* start SUPPLIED ENTRIES *

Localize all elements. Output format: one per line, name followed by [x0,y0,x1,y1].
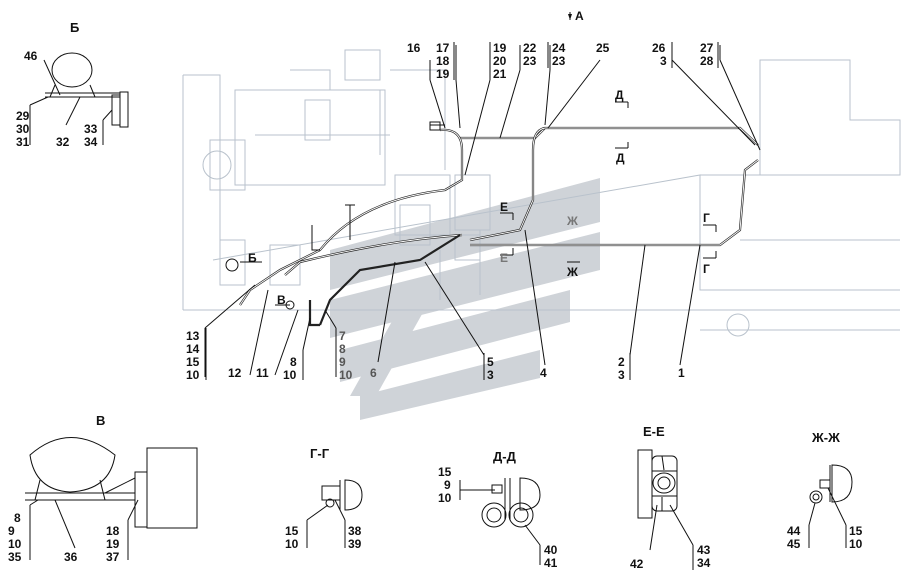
svg-text:3: 3 [618,368,625,382]
svg-text:41: 41 [544,556,558,570]
svg-text:15: 15 [849,524,863,538]
svg-text:34: 34 [697,556,711,570]
svg-text:Г-Г: Г-Г [310,446,330,461]
svg-text:8: 8 [339,342,346,356]
svg-text:31: 31 [16,135,30,149]
svg-text:4: 4 [540,366,547,380]
svg-text:30: 30 [16,122,30,136]
svg-text:37: 37 [106,550,120,564]
svg-text:10: 10 [283,368,297,382]
svg-text:Ж-Ж: Ж-Ж [811,430,840,445]
section-E-E: Е-Е 42 43 34 [630,424,711,571]
svg-text:40: 40 [544,543,558,557]
svg-text:Г: Г [703,211,710,225]
svg-text:Ж: Ж [566,265,578,279]
svg-text:10: 10 [186,368,200,382]
svg-text:38: 38 [348,524,362,538]
svg-text:13: 13 [186,329,200,343]
svg-text:Д: Д [615,88,624,102]
svg-text:27: 27 [700,41,714,55]
svg-text:11: 11 [256,366,269,380]
svg-text:10: 10 [438,491,452,505]
svg-text:Б: Б [248,251,257,265]
svg-text:Ж: Ж [566,214,578,228]
svg-text:В: В [277,293,286,307]
svg-text:25: 25 [596,41,610,55]
section-markers: А Д Д Е Е Ж Ж Г Г Б В [240,9,717,307]
view-B: Б 46 29 30 31 32 33 34 [16,20,129,149]
svg-text:3: 3 [487,368,494,382]
svg-text:32: 32 [56,135,70,149]
svg-text:Е-Е: Е-Е [643,424,665,439]
svg-text:5: 5 [487,355,494,369]
svg-text:26: 26 [652,41,666,55]
svg-text:33: 33 [84,122,98,136]
svg-text:12: 12 [228,366,242,380]
svg-text:А: А [575,9,584,23]
svg-text:45: 45 [787,537,801,551]
svg-text:17: 17 [436,41,450,55]
section-G-G: Г-Г 15 10 38 39 [285,446,363,551]
svg-text:43: 43 [697,543,711,557]
svg-text:2: 2 [618,355,625,369]
svg-text:10: 10 [285,537,299,551]
svg-text:Е: Е [500,200,508,214]
svg-text:Б: Б [70,20,79,35]
svg-text:10: 10 [8,537,22,551]
svg-text:21: 21 [493,67,507,81]
svg-text:9: 9 [339,355,346,369]
section-Zh-Zh: Ж-Ж 44 45 15 10 [787,430,863,551]
svg-text:36: 36 [64,550,78,564]
svg-text:29: 29 [16,109,30,123]
svg-text:22: 22 [523,41,537,55]
svg-text:6: 6 [370,366,377,380]
svg-text:35: 35 [8,550,22,564]
watermark-logo [330,178,600,420]
svg-text:24: 24 [552,41,566,55]
svg-text:23: 23 [523,54,537,68]
svg-text:14: 14 [186,342,200,356]
svg-text:9: 9 [444,478,451,492]
svg-text:18: 18 [436,54,450,68]
svg-text:19: 19 [436,67,450,81]
svg-text:7: 7 [339,329,346,343]
svg-text:15: 15 [186,355,200,369]
svg-text:Е: Е [500,251,508,265]
frame-outline [182,49,901,337]
svg-text:Д-Д: Д-Д [493,449,517,464]
section-D-D: Д-Д 15 9 10 40 41 [438,449,558,570]
svg-text:18: 18 [106,524,120,538]
svg-text:28: 28 [700,54,714,68]
svg-text:15: 15 [285,524,299,538]
svg-text:46: 46 [24,49,38,63]
svg-text:44: 44 [787,524,801,538]
svg-text:19: 19 [106,537,120,551]
svg-text:9: 9 [8,524,15,538]
view-V: В 8 9 10 35 36 18 19 37 [8,413,198,564]
svg-text:42: 42 [630,557,644,571]
callouts-main: 16 17 18 19 19 20 21 22 23 24 23 25 26 3… [186,41,719,382]
svg-text:23: 23 [552,54,566,68]
svg-text:В: В [96,413,105,428]
svg-text:15: 15 [438,465,452,479]
svg-text:34: 34 [84,135,98,149]
svg-text:16: 16 [407,41,421,55]
svg-text:8: 8 [14,511,21,525]
svg-text:8: 8 [290,355,297,369]
svg-text:39: 39 [348,537,362,551]
pipes [225,121,759,327]
svg-text:Г: Г [703,262,710,276]
svg-text:19: 19 [493,41,507,55]
svg-text:20: 20 [493,54,507,68]
svg-text:10: 10 [339,368,353,382]
svg-text:10: 10 [849,537,863,551]
svg-text:3: 3 [660,54,667,68]
svg-text:1: 1 [678,366,685,380]
svg-text:Д: Д [616,151,625,165]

* end SUPPLIED ENTRIES *

■ PROBLEM STATEMENT ■
Could you give the entries above again with every "svg-text" renamed to "label", with nothing else changed and the pictures left out?

■ FINAL ANSWER ■
Localize all elements. Output format: one per line, name followed by [x0,y0,x1,y1].
label:3: 3 [618,368,625,382]
label:41: 41 [544,556,558,570]
label:15: 15 [849,524,863,538]
label:34: 34 [697,556,711,570]
label:Г-Г: Г-Г [310,446,330,461]
label:8: 8 [339,342,346,356]
label:31: 31 [16,135,30,149]
label:4: 4 [540,366,547,380]
label:30: 30 [16,122,30,136]
label:37: 37 [106,550,120,564]
label:10: 10 [283,368,297,382]
label:Ж-Ж: Ж-Ж [811,430,840,445]
section-E-E: Е-Е 42 43 34 [630,424,711,571]
label:40: 40 [544,543,558,557]
label:Г: Г [703,211,710,225]
label:Ж: Ж [566,265,578,279]
label:10: 10 [186,368,200,382]
label:38: 38 [348,524,362,538]
label:13: 13 [186,329,200,343]
label:Д: Д [615,88,624,102]
label:27: 27 [700,41,714,55]
label:11: 11 [256,366,269,380]
label:10: 10 [438,491,452,505]
label:Б: Б [248,251,257,265]
label:Ж: Ж [566,214,578,228]
label:В: В [277,293,286,307]
label:25: 25 [596,41,610,55]
section-markers: А Д Д Е Е Ж Ж Г Г Б В [240,9,717,307]
view-B: Б 46 29 30 31 32 33 34 [16,20,129,149]
label:3: 3 [487,368,494,382]
label:32: 32 [56,135,70,149]
label:Е-Е: Е-Е [643,424,665,439]
label:5: 5 [487,355,494,369]
label:26: 26 [652,41,666,55]
label:33: 33 [84,122,98,136]
label:12: 12 [228,366,242,380]
label:А: А [575,9,584,23]
label:45: 45 [787,537,801,551]
label:17: 17 [436,41,450,55]
section-G-G: Г-Г 15 10 38 39 [285,446,363,551]
label:43: 43 [697,543,711,557]
label:2: 2 [618,355,625,369]
label:10: 10 [285,537,299,551]
label:Е: Е [500,200,508,214]
label:Б: Б [70,20,79,35]
label:10: 10 [8,537,22,551]
label:21: 21 [493,67,507,81]
label:9: 9 [339,355,346,369]
section-Zh-Zh: Ж-Ж 44 45 15 10 [787,430,863,551]
label:36: 36 [64,550,78,564]
label:29: 29 [16,109,30,123]
label:22: 22 [523,41,537,55]
label:6: 6 [370,366,377,380]
label:35: 35 [8,550,22,564]
watermark-logo [330,178,600,420]
label:24: 24 [552,41,566,55]
label:23: 23 [523,54,537,68]
label:14: 14 [186,342,200,356]
label:9: 9 [444,478,451,492]
label:18: 18 [436,54,450,68]
label:19: 19 [436,67,450,81]
label:7: 7 [339,329,346,343]
label:15: 15 [186,355,200,369]
label:Е: Е [500,251,508,265]
frame-outline [182,49,901,337]
label:Д-Д: Д-Д [493,449,517,464]
section-D-D: Д-Д 15 9 10 40 41 [438,449,558,570]
label:18: 18 [106,524,120,538]
label:28: 28 [700,54,714,68]
label:15: 15 [285,524,299,538]
label:46: 46 [24,49,38,63]
label:44: 44 [787,524,801,538]
label:19: 19 [106,537,120,551]
label:9: 9 [8,524,15,538]
view-V: В 8 9 10 35 36 18 19 37 [8,413,198,564]
label:42: 42 [630,557,644,571]
callouts-main: 16 17 18 19 19 20 21 22 23 24 23 25 26 3… [186,41,719,382]
label:23: 23 [552,54,566,68]
label:В: В [96,413,105,428]
label:15: 15 [438,465,452,479]
label:34: 34 [84,135,98,149]
label:16: 16 [407,41,421,55]
label:8: 8 [14,511,21,525]
label:8: 8 [290,355,297,369]
label:39: 39 [348,537,362,551]
pipes [225,121,759,327]
label:Г: Г [703,262,710,276]
label:19: 19 [493,41,507,55]
label:20: 20 [493,54,507,68]
label:10: 10 [339,368,353,382]
label:10: 10 [849,537,863,551]
label:3: 3 [660,54,667,68]
label:1: 1 [678,366,685,380]
label:Д: Д [616,151,625,165]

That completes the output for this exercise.